§ EXERCISE DETAILS: Report every line in the listing below where the string "CONDOR" shows up.

§ DATA RECORDS:
══════════════════════════════
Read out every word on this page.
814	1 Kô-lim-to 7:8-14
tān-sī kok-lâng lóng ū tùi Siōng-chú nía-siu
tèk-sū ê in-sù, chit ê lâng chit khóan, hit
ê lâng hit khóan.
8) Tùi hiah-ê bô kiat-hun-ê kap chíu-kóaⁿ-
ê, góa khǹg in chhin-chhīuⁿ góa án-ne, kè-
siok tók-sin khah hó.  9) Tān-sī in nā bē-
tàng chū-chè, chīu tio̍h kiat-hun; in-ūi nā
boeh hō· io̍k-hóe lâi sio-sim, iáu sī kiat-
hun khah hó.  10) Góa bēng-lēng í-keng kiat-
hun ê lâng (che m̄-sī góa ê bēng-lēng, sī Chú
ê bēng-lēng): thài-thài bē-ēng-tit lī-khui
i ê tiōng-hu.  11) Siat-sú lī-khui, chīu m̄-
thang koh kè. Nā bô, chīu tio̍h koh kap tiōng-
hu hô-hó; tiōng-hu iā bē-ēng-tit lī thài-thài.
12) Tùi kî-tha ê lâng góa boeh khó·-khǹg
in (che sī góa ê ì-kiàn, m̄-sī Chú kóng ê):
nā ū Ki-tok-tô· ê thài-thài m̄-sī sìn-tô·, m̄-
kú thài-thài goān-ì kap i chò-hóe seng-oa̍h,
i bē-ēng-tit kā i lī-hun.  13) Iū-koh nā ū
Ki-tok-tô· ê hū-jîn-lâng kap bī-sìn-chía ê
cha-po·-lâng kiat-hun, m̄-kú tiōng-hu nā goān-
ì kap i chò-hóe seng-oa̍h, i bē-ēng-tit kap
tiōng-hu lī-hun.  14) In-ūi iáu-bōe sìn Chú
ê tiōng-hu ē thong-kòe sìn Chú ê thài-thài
══════════════════════════════
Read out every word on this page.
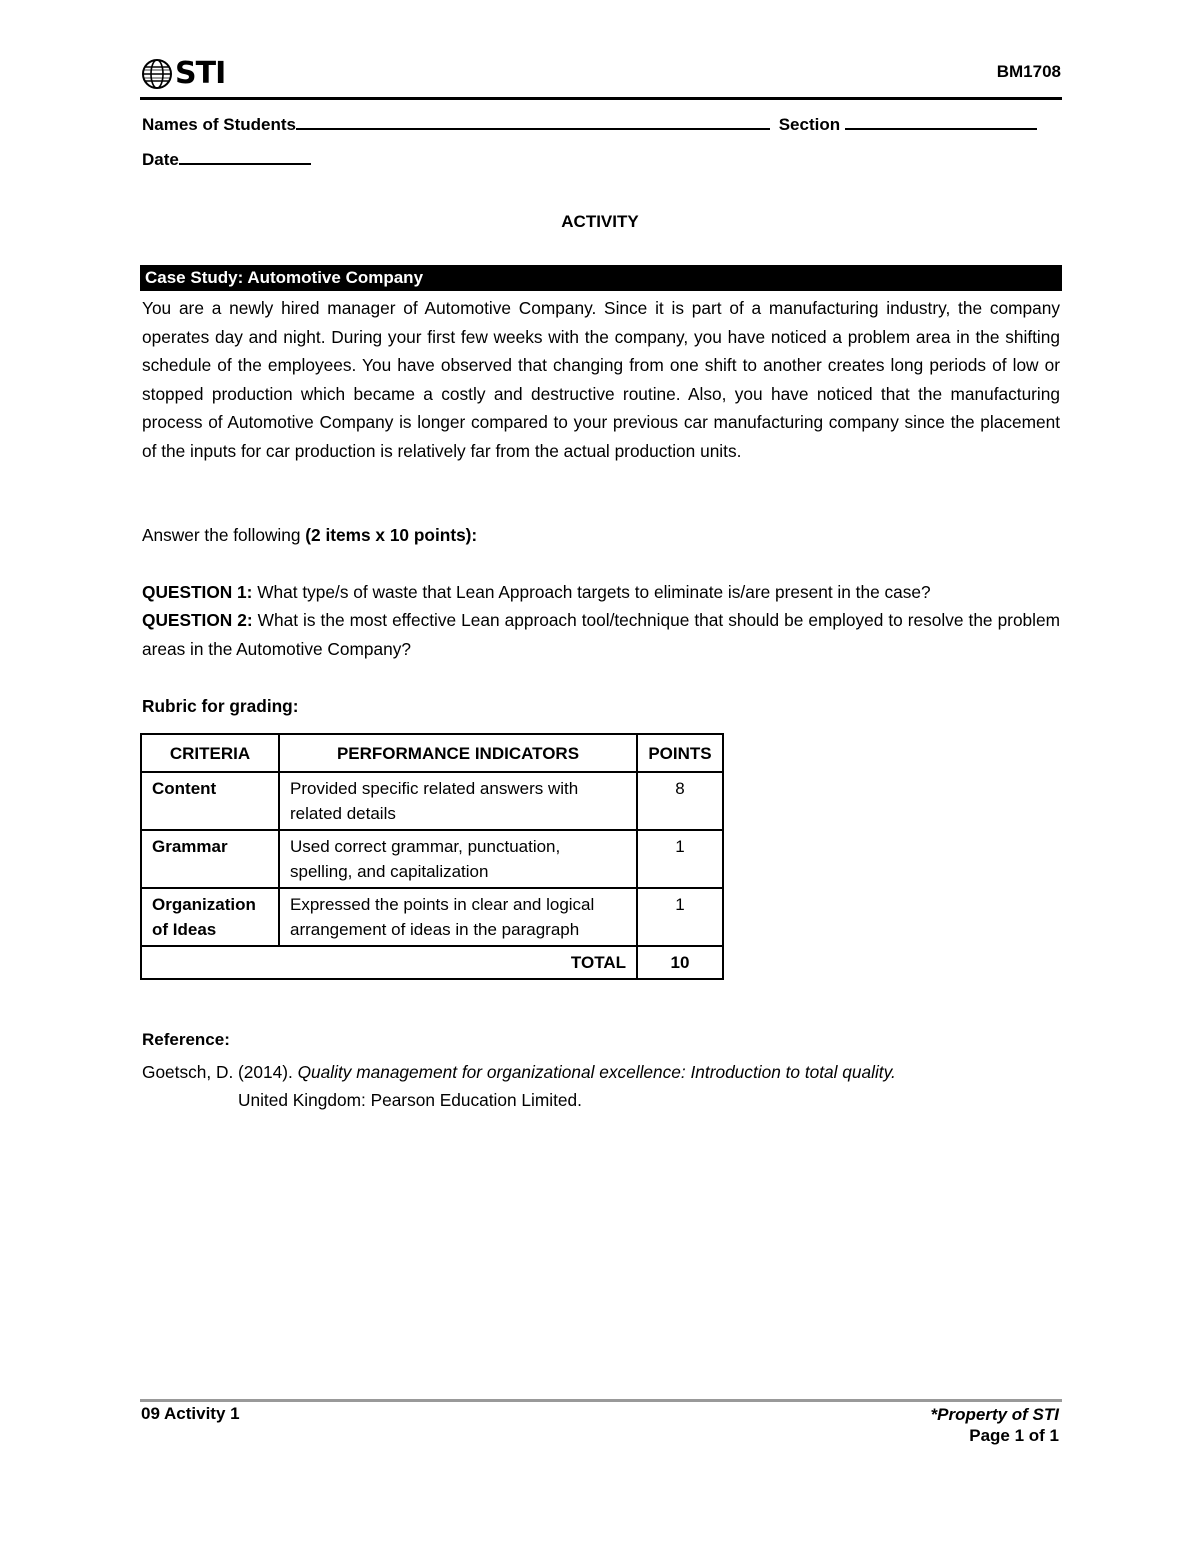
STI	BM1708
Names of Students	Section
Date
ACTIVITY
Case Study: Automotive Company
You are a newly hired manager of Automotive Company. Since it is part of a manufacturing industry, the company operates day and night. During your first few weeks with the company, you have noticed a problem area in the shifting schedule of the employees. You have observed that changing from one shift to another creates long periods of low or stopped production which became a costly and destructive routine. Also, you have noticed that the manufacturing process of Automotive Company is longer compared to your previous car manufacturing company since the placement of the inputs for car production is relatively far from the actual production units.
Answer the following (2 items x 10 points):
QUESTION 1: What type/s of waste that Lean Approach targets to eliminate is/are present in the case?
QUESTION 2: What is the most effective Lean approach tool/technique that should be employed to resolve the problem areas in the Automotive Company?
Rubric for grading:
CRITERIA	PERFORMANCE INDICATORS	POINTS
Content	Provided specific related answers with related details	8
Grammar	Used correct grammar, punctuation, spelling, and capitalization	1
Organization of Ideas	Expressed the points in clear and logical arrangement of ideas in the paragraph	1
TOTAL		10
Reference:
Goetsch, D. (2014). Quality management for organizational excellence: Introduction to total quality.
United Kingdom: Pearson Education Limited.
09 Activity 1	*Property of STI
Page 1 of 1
══════════════════════════════
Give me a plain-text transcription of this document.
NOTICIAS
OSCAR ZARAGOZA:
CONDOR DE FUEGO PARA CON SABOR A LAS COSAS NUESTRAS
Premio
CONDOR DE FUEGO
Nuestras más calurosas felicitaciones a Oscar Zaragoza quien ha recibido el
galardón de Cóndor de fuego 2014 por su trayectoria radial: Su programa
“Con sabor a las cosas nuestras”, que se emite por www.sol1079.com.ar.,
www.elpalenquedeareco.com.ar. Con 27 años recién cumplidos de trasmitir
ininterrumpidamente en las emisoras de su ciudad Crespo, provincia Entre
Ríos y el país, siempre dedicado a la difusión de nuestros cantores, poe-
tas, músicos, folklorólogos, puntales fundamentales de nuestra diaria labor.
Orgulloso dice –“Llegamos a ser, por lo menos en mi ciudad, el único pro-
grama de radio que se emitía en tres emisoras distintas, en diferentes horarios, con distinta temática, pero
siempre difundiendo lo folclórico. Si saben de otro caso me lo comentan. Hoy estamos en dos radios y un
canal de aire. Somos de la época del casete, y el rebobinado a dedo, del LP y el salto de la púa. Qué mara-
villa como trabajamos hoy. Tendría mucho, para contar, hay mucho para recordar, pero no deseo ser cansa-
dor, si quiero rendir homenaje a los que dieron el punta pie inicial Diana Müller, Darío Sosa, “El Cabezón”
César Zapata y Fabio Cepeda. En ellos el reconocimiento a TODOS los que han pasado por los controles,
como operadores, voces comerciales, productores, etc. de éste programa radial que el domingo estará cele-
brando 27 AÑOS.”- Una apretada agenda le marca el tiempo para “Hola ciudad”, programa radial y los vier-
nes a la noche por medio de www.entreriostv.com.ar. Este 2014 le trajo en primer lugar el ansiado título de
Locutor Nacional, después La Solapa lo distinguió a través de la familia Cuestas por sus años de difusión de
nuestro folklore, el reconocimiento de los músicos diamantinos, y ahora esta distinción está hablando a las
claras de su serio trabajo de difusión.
══════════════════════════════
§ TASK RESPONSE:
CONDOR DE FUEGO PARA CON SABOR A LAS COSAS NUESTRAS
CONDOR DE FUEGO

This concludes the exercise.